*WHAT YOU SHOULD DO*.
Write the data out again, character for character, with no images.

*PROVIDED INFORMATION*.
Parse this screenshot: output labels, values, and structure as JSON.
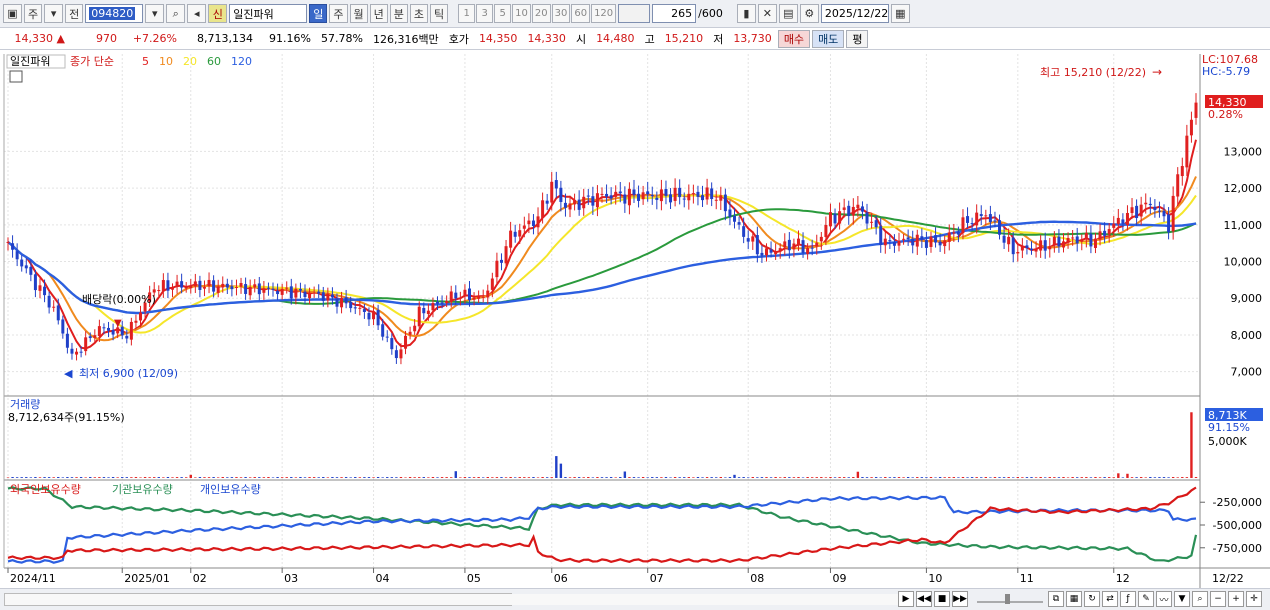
{
  "toolbar": {
    "period_type": "주",
    "prev_label": "전",
    "code": "094820",
    "new_badge": "신",
    "stock_name": "일진파워",
    "periods": [
      "일",
      "주",
      "월",
      "년",
      "분",
      "초",
      "틱"
    ],
    "active_period": "일",
    "intervals": [
      "1",
      "3",
      "5",
      "10",
      "20",
      "30",
      "60",
      "120"
    ],
    "count": "265",
    "count_max": "/600",
    "date": "2025/12/22"
  },
  "quote": {
    "price": "14,330",
    "change": "970",
    "change_pct": "+7.26%",
    "volume": "8,713,134",
    "volume_ratio": "91.16%",
    "turnover": "57.78%",
    "amount": "126,316백만",
    "bid_label": "호가",
    "bid": "14,350",
    "ask": "14,330",
    "open_label": "시",
    "open": "14,480",
    "high_label": "고",
    "high": "15,210",
    "low_label": "저",
    "low": "13,730",
    "buy_label": "매수",
    "sell_label": "매도",
    "eval_label": "평"
  },
  "chart_data": {
    "type": "line",
    "legend_main": {
      "name": "일진파워",
      "price_label": "종가 단순",
      "ma": [
        "5",
        "10",
        "20",
        "60",
        "120"
      ]
    },
    "colors": {
      "ma5": "#e01e1e",
      "ma10": "#f08a1e",
      "ma20": "#f5e62a",
      "ma60": "#2a9a3c",
      "ma120": "#2c5fe0",
      "up": "#e02020",
      "down": "#2040c8"
    },
    "lc": "LC:107.68",
    "hc": "HC:-5.79",
    "last_price_tag": "14,330",
    "last_pct_tag": "0.28%",
    "high_annotation": "최고 15,210 (12/22)",
    "low_annotation": "최저 6,900 (12/09)",
    "dividend_label": "배당락(0.00%)",
    "price_ticks": [
      "13,000",
      "12,000",
      "11,000",
      "10,000",
      "9,000",
      "8,000",
      "7,000"
    ],
    "y_range": [
      6500,
      15600
    ],
    "months": [
      "2024/11",
      "2025/01",
      "02",
      "03",
      "04",
      "05",
      "06",
      "07",
      "08",
      "09",
      "10",
      "11",
      "12"
    ],
    "month_x_index": [
      0,
      25,
      40,
      60,
      80,
      100,
      119,
      140,
      162,
      180,
      201,
      221,
      242
    ],
    "axis_end_label": "12/22",
    "close_anchors": [
      [
        0,
        10450
      ],
      [
        10,
        8700
      ],
      [
        14,
        7400
      ],
      [
        20,
        8200
      ],
      [
        26,
        8000
      ],
      [
        32,
        9300
      ],
      [
        40,
        9350
      ],
      [
        50,
        9300
      ],
      [
        60,
        9200
      ],
      [
        68,
        9100
      ],
      [
        74,
        8850
      ],
      [
        80,
        8500
      ],
      [
        85,
        7400
      ],
      [
        90,
        8600
      ],
      [
        98,
        9100
      ],
      [
        104,
        9000
      ],
      [
        110,
        10700
      ],
      [
        116,
        11200
      ],
      [
        119,
        12100
      ],
      [
        122,
        11500
      ],
      [
        130,
        11800
      ],
      [
        145,
        11800
      ],
      [
        155,
        11800
      ],
      [
        160,
        10900
      ],
      [
        165,
        10200
      ],
      [
        172,
        10500
      ],
      [
        176,
        10300
      ],
      [
        180,
        11200
      ],
      [
        186,
        11500
      ],
      [
        192,
        10500
      ],
      [
        198,
        10600
      ],
      [
        204,
        10500
      ],
      [
        210,
        11100
      ],
      [
        214,
        11300
      ],
      [
        220,
        10300
      ],
      [
        226,
        10400
      ],
      [
        232,
        10600
      ],
      [
        238,
        10600
      ],
      [
        244,
        11200
      ],
      [
        250,
        11600
      ],
      [
        254,
        11000
      ],
      [
        256,
        12300
      ],
      [
        260,
        14330
      ]
    ],
    "volume_panel": {
      "title": "거래량",
      "summary": "8,712,634주(91.15%)",
      "last_tag": "8,713K",
      "pct_tag": "91.15%",
      "tick": "5,000K",
      "spikes": [
        [
          40,
          420
        ],
        [
          98,
          900
        ],
        [
          120,
          2900
        ],
        [
          121,
          1900
        ],
        [
          135,
          860
        ],
        [
          159,
          420
        ],
        [
          186,
          830
        ],
        [
          243,
          620
        ],
        [
          245,
          560
        ],
        [
          259,
          8700
        ]
      ]
    },
    "holdings_panel": {
      "series": [
        {
          "name": "외국인보유수량",
          "color": "#d81818"
        },
        {
          "name": "기관보유수량",
          "color": "#2a8f56"
        },
        {
          "name": "개인보유수량",
          "color": "#2c5fe0"
        }
      ],
      "ticks": [
        "-250,000",
        "-500,000",
        "-750,000"
      ],
      "y_range": [
        -950000,
        -50000
      ],
      "foreign": [
        [
          0,
          -860000
        ],
        [
          12,
          -860000
        ],
        [
          13,
          -780000
        ],
        [
          60,
          -760000
        ],
        [
          110,
          -720000
        ],
        [
          114,
          -720000
        ],
        [
          115,
          -640000
        ],
        [
          116,
          -800000
        ],
        [
          120,
          -880000
        ],
        [
          125,
          -890000
        ],
        [
          160,
          -890000
        ],
        [
          180,
          -760000
        ],
        [
          200,
          -660000
        ],
        [
          205,
          -700000
        ],
        [
          215,
          -320000
        ],
        [
          230,
          -360000
        ],
        [
          250,
          -320000
        ],
        [
          254,
          -260000
        ],
        [
          260,
          -100000
        ]
      ],
      "institution": [
        [
          0,
          -100000
        ],
        [
          8,
          -100000
        ],
        [
          14,
          -300000
        ],
        [
          40,
          -340000
        ],
        [
          80,
          -430000
        ],
        [
          114,
          -540000
        ],
        [
          116,
          -320000
        ],
        [
          120,
          -280000
        ],
        [
          160,
          -280000
        ],
        [
          170,
          -420000
        ],
        [
          200,
          -700000
        ],
        [
          215,
          -740000
        ],
        [
          245,
          -760000
        ],
        [
          252,
          -900000
        ],
        [
          259,
          -840000
        ],
        [
          260,
          -620000
        ]
      ],
      "individual": [
        [
          0,
          -900000
        ],
        [
          12,
          -900000
        ],
        [
          13,
          -640000
        ],
        [
          40,
          -560000
        ],
        [
          80,
          -460000
        ],
        [
          110,
          -440000
        ],
        [
          114,
          -420000
        ],
        [
          116,
          -320000
        ],
        [
          120,
          -300000
        ],
        [
          160,
          -300000
        ],
        [
          180,
          -210000
        ],
        [
          205,
          -200000
        ],
        [
          207,
          -360000
        ],
        [
          230,
          -340000
        ],
        [
          254,
          -340000
        ],
        [
          255,
          -440000
        ],
        [
          260,
          -440000
        ]
      ]
    }
  }
}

*RIGHT ANSWER*.
Parse this screenshot: output labels, values, and structure as JSON.
{
  "toolbar": {
    "period_type": "주",
    "prev_label": "전",
    "code": "094820",
    "new_badge": "신",
    "stock_name": "일진파워",
    "periods": [
      "일",
      "주",
      "월",
      "년",
      "분",
      "초",
      "틱"
    ],
    "active_period": "일",
    "intervals": [
      "1",
      "3",
      "5",
      "10",
      "20",
      "30",
      "60",
      "120"
    ],
    "count": "265",
    "count_max": "/600",
    "date": "2025/12/22"
  },
  "quote": {
    "price": "14,330",
    "change": "970",
    "change_pct": "+7.26%",
    "volume": "8,713,134",
    "volume_ratio": "91.16%",
    "turnover": "57.78%",
    "amount": "126,316백만",
    "bid_label": "호가",
    "bid": "14,350",
    "ask": "14,330",
    "open_label": "시",
    "open": "14,480",
    "high_label": "고",
    "high": "15,210",
    "low_label": "저",
    "low": "13,730",
    "buy_label": "매수",
    "sell_label": "매도",
    "eval_label": "평"
  },
  "chart_data": {
    "type": "line",
    "legend_main": {
      "name": "일진파워",
      "price_label": "종가 단순",
      "ma": [
        "5",
        "10",
        "20",
        "60",
        "120"
      ]
    },
    "colors": {
      "ma5": "#e01e1e",
      "ma10": "#f08a1e",
      "ma20": "#f5e62a",
      "ma60": "#2a9a3c",
      "ma120": "#2c5fe0",
      "up": "#e02020",
      "down": "#2040c8"
    },
    "lc": "LC:107.68",
    "hc": "HC:-5.79",
    "last_price_tag": "14,330",
    "last_pct_tag": "0.28%",
    "high_annotation": "최고 15,210 (12/22)",
    "low_annotation": "최저 6,900 (12/09)",
    "dividend_label": "배당락(0.00%)",
    "price_ticks": [
      "13,000",
      "12,000",
      "11,000",
      "10,000",
      "9,000",
      "8,000",
      "7,000"
    ],
    "y_range": [
      6500,
      15600
    ],
    "months": [
      "2024/11",
      "2025/01",
      "02",
      "03",
      "04",
      "05",
      "06",
      "07",
      "08",
      "09",
      "10",
      "11",
      "12"
    ],
    "month_x_index": [
      0,
      25,
      40,
      60,
      80,
      100,
      119,
      140,
      162,
      180,
      201,
      221,
      242
    ],
    "axis_end_label": "12/22",
    "close_anchors": [
      [
        0,
        10450
      ],
      [
        10,
        8700
      ],
      [
        14,
        7400
      ],
      [
        20,
        8200
      ],
      [
        26,
        8000
      ],
      [
        32,
        9300
      ],
      [
        40,
        9350
      ],
      [
        50,
        9300
      ],
      [
        60,
        9200
      ],
      [
        68,
        9100
      ],
      [
        74,
        8850
      ],
      [
        80,
        8500
      ],
      [
        85,
        7400
      ],
      [
        90,
        8600
      ],
      [
        98,
        9100
      ],
      [
        104,
        9000
      ],
      [
        110,
        10700
      ],
      [
        116,
        11200
      ],
      [
        119,
        12100
      ],
      [
        122,
        11500
      ],
      [
        130,
        11800
      ],
      [
        145,
        11800
      ],
      [
        155,
        11800
      ],
      [
        160,
        10900
      ],
      [
        165,
        10200
      ],
      [
        172,
        10500
      ],
      [
        176,
        10300
      ],
      [
        180,
        11200
      ],
      [
        186,
        11500
      ],
      [
        192,
        10500
      ],
      [
        198,
        10600
      ],
      [
        204,
        10500
      ],
      [
        210,
        11100
      ],
      [
        214,
        11300
      ],
      [
        220,
        10300
      ],
      [
        226,
        10400
      ],
      [
        232,
        10600
      ],
      [
        238,
        10600
      ],
      [
        244,
        11200
      ],
      [
        250,
        11600
      ],
      [
        254,
        11000
      ],
      [
        256,
        12300
      ],
      [
        260,
        14330
      ]
    ],
    "volume_panel": {
      "title": "거래량",
      "summary": "8,712,634주(91.15%)",
      "last_tag": "8,713K",
      "pct_tag": "91.15%",
      "tick": "5,000K",
      "spikes": [
        [
          40,
          420
        ],
        [
          98,
          900
        ],
        [
          120,
          2900
        ],
        [
          121,
          1900
        ],
        [
          135,
          860
        ],
        [
          159,
          420
        ],
        [
          186,
          830
        ],
        [
          243,
          620
        ],
        [
          245,
          560
        ],
        [
          259,
          8700
        ]
      ]
    },
    "holdings_panel": {
      "series": [
        {
          "name": "외국인보유수량",
          "color": "#d81818"
        },
        {
          "name": "기관보유수량",
          "color": "#2a8f56"
        },
        {
          "name": "개인보유수량",
          "color": "#2c5fe0"
        }
      ],
      "ticks": [
        "-250,000",
        "-500,000",
        "-750,000"
      ],
      "y_range": [
        -950000,
        -50000
      ],
      "foreign": [
        [
          0,
          -860000
        ],
        [
          12,
          -860000
        ],
        [
          13,
          -780000
        ],
        [
          60,
          -760000
        ],
        [
          110,
          -720000
        ],
        [
          114,
          -720000
        ],
        [
          115,
          -640000
        ],
        [
          116,
          -800000
        ],
        [
          120,
          -880000
        ],
        [
          125,
          -890000
        ],
        [
          160,
          -890000
        ],
        [
          180,
          -760000
        ],
        [
          200,
          -660000
        ],
        [
          205,
          -700000
        ],
        [
          215,
          -320000
        ],
        [
          230,
          -360000
        ],
        [
          250,
          -320000
        ],
        [
          254,
          -260000
        ],
        [
          260,
          -100000
        ]
      ],
      "institution": [
        [
          0,
          -100000
        ],
        [
          8,
          -100000
        ],
        [
          14,
          -300000
        ],
        [
          40,
          -340000
        ],
        [
          80,
          -430000
        ],
        [
          114,
          -540000
        ],
        [
          116,
          -320000
        ],
        [
          120,
          -280000
        ],
        [
          160,
          -280000
        ],
        [
          170,
          -420000
        ],
        [
          200,
          -700000
        ],
        [
          215,
          -740000
        ],
        [
          245,
          -760000
        ],
        [
          252,
          -900000
        ],
        [
          259,
          -840000
        ],
        [
          260,
          -620000
        ]
      ],
      "individual": [
        [
          0,
          -900000
        ],
        [
          12,
          -900000
        ],
        [
          13,
          -640000
        ],
        [
          40,
          -560000
        ],
        [
          80,
          -460000
        ],
        [
          110,
          -440000
        ],
        [
          114,
          -420000
        ],
        [
          116,
          -320000
        ],
        [
          120,
          -300000
        ],
        [
          160,
          -300000
        ],
        [
          180,
          -210000
        ],
        [
          205,
          -200000
        ],
        [
          207,
          -360000
        ],
        [
          230,
          -340000
        ],
        [
          254,
          -340000
        ],
        [
          255,
          -440000
        ],
        [
          260,
          -440000
        ]
      ]
    }
  }
}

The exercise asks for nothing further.